--- TASK ---
Place every one of the rows below into a Markdown table with two columns, Number and Entry. Number the rows in order and leave out any blank lines.

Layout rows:
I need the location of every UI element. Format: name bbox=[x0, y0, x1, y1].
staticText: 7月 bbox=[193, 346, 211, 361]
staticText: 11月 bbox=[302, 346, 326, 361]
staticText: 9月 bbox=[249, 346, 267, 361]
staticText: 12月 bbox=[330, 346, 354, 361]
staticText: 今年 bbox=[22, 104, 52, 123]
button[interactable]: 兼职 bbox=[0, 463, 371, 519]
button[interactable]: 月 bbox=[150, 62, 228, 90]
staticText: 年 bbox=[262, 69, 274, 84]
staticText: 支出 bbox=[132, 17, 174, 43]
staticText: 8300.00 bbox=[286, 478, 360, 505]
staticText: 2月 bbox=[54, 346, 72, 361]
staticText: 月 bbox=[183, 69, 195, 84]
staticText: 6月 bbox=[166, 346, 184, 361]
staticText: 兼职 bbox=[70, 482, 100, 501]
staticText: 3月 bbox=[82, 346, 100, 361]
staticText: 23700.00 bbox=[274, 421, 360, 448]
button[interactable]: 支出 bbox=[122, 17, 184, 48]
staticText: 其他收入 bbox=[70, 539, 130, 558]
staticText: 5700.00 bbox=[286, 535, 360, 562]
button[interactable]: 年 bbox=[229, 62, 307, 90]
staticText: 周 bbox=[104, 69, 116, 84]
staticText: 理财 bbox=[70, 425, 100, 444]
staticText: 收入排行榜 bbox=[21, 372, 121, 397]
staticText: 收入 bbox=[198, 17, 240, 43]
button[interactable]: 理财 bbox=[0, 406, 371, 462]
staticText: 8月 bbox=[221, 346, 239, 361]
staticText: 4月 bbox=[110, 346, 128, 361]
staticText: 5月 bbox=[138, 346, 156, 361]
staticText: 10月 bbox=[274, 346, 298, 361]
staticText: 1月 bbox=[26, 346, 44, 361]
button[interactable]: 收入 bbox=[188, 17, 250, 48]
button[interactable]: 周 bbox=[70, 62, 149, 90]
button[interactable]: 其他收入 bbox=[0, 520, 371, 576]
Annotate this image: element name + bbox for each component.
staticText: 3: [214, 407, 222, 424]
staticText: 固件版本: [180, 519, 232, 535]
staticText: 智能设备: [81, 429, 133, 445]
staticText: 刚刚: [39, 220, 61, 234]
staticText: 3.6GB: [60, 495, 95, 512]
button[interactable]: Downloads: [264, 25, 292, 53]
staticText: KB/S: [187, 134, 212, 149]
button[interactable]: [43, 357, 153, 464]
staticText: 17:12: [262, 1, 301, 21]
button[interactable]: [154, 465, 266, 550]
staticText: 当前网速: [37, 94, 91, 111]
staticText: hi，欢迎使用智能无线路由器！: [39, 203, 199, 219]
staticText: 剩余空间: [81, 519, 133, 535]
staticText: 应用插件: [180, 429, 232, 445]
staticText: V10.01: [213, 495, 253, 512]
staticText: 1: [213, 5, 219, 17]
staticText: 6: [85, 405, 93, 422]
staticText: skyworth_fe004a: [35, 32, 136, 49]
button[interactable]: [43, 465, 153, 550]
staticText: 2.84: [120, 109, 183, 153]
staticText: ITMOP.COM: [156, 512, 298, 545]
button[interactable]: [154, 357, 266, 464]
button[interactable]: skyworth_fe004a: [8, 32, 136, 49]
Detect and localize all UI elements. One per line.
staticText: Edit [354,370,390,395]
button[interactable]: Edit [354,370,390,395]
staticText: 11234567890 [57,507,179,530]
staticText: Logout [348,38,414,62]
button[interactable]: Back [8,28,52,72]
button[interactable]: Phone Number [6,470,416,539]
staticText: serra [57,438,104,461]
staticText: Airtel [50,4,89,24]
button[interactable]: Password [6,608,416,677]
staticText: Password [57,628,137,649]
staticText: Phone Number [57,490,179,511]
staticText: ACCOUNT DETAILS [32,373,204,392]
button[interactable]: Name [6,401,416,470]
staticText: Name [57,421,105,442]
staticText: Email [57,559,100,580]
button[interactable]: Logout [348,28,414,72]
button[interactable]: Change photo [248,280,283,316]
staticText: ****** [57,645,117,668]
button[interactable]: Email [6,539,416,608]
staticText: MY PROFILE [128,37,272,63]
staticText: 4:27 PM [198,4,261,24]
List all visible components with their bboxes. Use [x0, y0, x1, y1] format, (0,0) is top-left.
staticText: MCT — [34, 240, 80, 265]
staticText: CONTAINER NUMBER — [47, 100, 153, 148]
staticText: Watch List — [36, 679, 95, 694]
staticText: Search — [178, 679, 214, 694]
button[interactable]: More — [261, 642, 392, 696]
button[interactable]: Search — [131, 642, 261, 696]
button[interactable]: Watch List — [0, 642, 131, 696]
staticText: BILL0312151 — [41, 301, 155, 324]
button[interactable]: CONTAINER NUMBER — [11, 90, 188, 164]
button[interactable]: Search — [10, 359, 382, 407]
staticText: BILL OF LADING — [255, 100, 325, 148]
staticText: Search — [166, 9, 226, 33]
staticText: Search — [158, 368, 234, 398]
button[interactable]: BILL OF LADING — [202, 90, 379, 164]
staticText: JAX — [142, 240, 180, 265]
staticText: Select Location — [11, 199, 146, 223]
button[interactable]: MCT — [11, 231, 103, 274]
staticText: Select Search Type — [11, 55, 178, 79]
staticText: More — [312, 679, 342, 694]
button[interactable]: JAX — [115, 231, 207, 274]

--- THE SOLUTION ---
| Number | Entry |
|---|---|
| 1 | I need the location of every UI element. Format: name bbox=[x0, y0, x1, y1]. |
| 2 | staticText: 7月 bbox=[193, 346, 211, 361] |
| 3 | staticText: 11月 bbox=[302, 346, 326, 361] |
| 4 | staticText: 9月 bbox=[249, 346, 267, 361] |
| 5 | staticText: 12月 bbox=[330, 346, 354, 361] |
| 6 | staticText: 今年 bbox=[22, 104, 52, 123] |
| 7 | button[interactable]: 兼职 bbox=[0, 463, 371, 519] |
| 8 | button[interactable]: 月 bbox=[150, 62, 228, 90] |
| 9 | staticText: 年 bbox=[262, 69, 274, 84] |
| 10 | staticText: 支出 bbox=[132, 17, 174, 43] |
| 11 | staticText: 8300.00 bbox=[286, 478, 360, 505] |
| 12 | staticText: 2月 bbox=[54, 346, 72, 361] |
| 13 | staticText: 月 bbox=[183, 69, 195, 84] |
| 14 | staticText: 6月 bbox=[166, 346, 184, 361] |
| 15 | staticText: 兼职 bbox=[70, 482, 100, 501] |
| 16 | staticText: 3月 bbox=[82, 346, 100, 361] |
| 17 | staticText: 23700.00 bbox=[274, 421, 360, 448] |
| 18 | button[interactable]: 支出 bbox=[122, 17, 184, 48] |
| 19 | staticText: 其他收入 bbox=[70, 539, 130, 558] |
| 20 | staticText: 5700.00 bbox=[286, 535, 360, 562] |
| 21 | button[interactable]: 年 bbox=[229, 62, 307, 90] |
| 22 | staticText: 周 bbox=[104, 69, 116, 84] |
| 23 | staticText: 理财 bbox=[70, 425, 100, 444] |
| 24 | staticText: 收入排行榜 bbox=[21, 372, 121, 397] |
| 25 | staticText: 收入 bbox=[198, 17, 240, 43] |
| 26 | button[interactable]: 理财 bbox=[0, 406, 371, 462] |
| 27 | staticText: 8月 bbox=[221, 346, 239, 361] |
| 28 | staticText: 4月 bbox=[110, 346, 128, 361] |
| 29 | staticText: 5月 bbox=[138, 346, 156, 361] |
| 30 | staticText: 10月 bbox=[274, 346, 298, 361] |
| 31 | staticText: 1月 bbox=[26, 346, 44, 361] |
| 32 | button[interactable]: 收入 bbox=[188, 17, 250, 48] |
| 33 | button[interactable]: 周 bbox=[70, 62, 149, 90] |
| 34 | button[interactable]: 其他收入 bbox=[0, 520, 371, 576] |
| 35 | Annotate this image: element name + bbox for each component. |
| 36 | staticText: 3: [214, 407, 222, 424] |
| 37 | staticText: 固件版本: [180, 519, 232, 535] |
| 38 | staticText: 智能设备: [81, 429, 133, 445] |
| 39 | staticText: 刚刚: [39, 220, 61, 234] |
| 40 | staticText: 3.6GB: [60, 495, 95, 512] |
| 41 | button[interactable]: Downloads: [264, 25, 292, 53] |
| 42 | staticText: KB/S: [187, 134, 212, 149] |
| 43 | button[interactable]: [43, 357, 153, 464] |
| 44 | staticText: 17:12: [262, 1, 301, 21] |
| 45 | button[interactable]: [154, 465, 266, 550] |
| 46 | staticText: 当前网速: [37, 94, 91, 111] |
| 47 | staticText: hi，欢迎使用智能无线路由器！: [39, 203, 199, 219] |
| 48 | staticText: 剩余空间: [81, 519, 133, 535] |
| 49 | staticText: 应用插件: [180, 429, 232, 445] |
| 50 | staticText: V10.01: [213, 495, 253, 512] |
| 51 | staticText: 1: [213, 5, 219, 17] |
| 52 | staticText: 6: [85, 405, 93, 422] |
| 53 | staticText: skyworth_fe004a: [35, 32, 136, 49] |
| 54 | button[interactable]: [43, 465, 153, 550] |
| 55 | staticText: 2.84: [120, 109, 183, 153] |
| 56 | staticText: ITMOP.COM: [156, 512, 298, 545] |
| 57 | button[interactable]: [154, 357, 266, 464] |
| 58 | button[interactable]: skyworth_fe004a: [8, 32, 136, 49] |
| 59 | Detect and localize all UI elements. One per line. |
| 60 | staticText: Edit [354,370,390,395] |
| 61 | button[interactable]: Edit [354,370,390,395] |
| 62 | staticText: 11234567890 [57,507,179,530] |
| 63 | staticText: Logout [348,38,414,62] |
| 64 | button[interactable]: Back [8,28,52,72] |
| 65 | button[interactable]: Phone Number [6,470,416,539] |
| 66 | staticText: serra [57,438,104,461] |
| 67 | staticText: Airtel [50,4,89,24] |
| 68 | button[interactable]: Password [6,608,416,677] |
| 69 | staticText: Password [57,628,137,649] |
| 70 | staticText: Phone Number [57,490,179,511] |
| 71 | staticText: ACCOUNT DETAILS [32,373,204,392] |
| 72 | button[interactable]: Name [6,401,416,470] |
| 73 | staticText: Name [57,421,105,442] |
| 74 | staticText: Email [57,559,100,580] |
| 75 | button[interactable]: Logout [348,28,414,72] |
| 76 | button[interactable]: Change photo [248,280,283,316] |
| 77 | staticText: ****** [57,645,117,668] |
| 78 | button[interactable]: Email [6,539,416,608] |
| 79 | staticText: MY PROFILE [128,37,272,63] |
| 80 | staticText: 4:27 PM [198,4,261,24] |
| 81 | List all visible components with their bboxes. Use [x0, y0, x1, y1] format, (0,0) is top-left. |
| 82 | staticText: MCT — [34, 240, 80, 265] |
| 83 | staticText: CONTAINER NUMBER — [47, 100, 153, 148] |
| 84 | staticText: Watch List — [36, 679, 95, 694] |
| 85 | staticText: Search — [178, 679, 214, 694] |
| 86 | button[interactable]: More — [261, 642, 392, 696] |
| 87 | button[interactable]: Search — [131, 642, 261, 696] |
| 88 | button[interactable]: Watch List — [0, 642, 131, 696] |
| 89 | staticText: BILL0312151 — [41, 301, 155, 324] |
| 90 | button[interactable]: CONTAINER NUMBER — [11, 90, 188, 164] |
| 91 | button[interactable]: Search — [10, 359, 382, 407] |
| 92 | staticText: BILL OF LADING — [255, 100, 325, 148] |
| 93 | staticText: Search — [166, 9, 226, 33] |
| 94 | staticText: Search — [158, 368, 234, 398] |
| 95 | button[interactable]: BILL OF LADING — [202, 90, 379, 164] |
| 96 | staticText: JAX — [142, 240, 180, 265] |
| 97 | staticText: Select Location — [11, 199, 146, 223] |
| 98 | button[interactable]: MCT — [11, 231, 103, 274] |
| 99 | staticText: Select Search Type — [11, 55, 178, 79] |
| 100 | staticText: More — [312, 679, 342, 694] |
| 101 | button[interactable]: JAX — [115, 231, 207, 274] |